----- Material
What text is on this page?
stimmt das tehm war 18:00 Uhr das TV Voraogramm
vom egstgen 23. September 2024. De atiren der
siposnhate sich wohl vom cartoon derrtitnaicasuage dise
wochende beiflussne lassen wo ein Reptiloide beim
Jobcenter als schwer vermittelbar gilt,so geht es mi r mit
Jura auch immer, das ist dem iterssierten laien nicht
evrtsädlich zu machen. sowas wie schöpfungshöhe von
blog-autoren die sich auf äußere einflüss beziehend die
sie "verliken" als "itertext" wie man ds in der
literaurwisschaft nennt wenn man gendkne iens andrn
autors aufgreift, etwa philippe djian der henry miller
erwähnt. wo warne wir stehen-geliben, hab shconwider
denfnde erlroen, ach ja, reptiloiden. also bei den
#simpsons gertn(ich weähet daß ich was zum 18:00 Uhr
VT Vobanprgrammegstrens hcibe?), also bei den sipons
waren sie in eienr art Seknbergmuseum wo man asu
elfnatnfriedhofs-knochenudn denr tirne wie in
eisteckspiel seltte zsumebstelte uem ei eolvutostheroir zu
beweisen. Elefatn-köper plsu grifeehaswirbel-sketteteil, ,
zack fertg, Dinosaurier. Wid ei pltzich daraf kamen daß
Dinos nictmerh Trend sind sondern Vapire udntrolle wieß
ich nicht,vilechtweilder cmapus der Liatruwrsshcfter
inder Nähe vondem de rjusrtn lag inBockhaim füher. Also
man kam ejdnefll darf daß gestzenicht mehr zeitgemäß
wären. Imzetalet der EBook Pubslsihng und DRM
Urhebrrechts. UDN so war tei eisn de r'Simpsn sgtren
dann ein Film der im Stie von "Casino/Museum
----------
__Given instruction__. Select and copy every line of the listing with the word "sich".

__Result of the task__.
siposnhate sich wohl vom cartoon derrtitnaicasuage dise
blog-autoren die sich auf äußere einflüss beziehend die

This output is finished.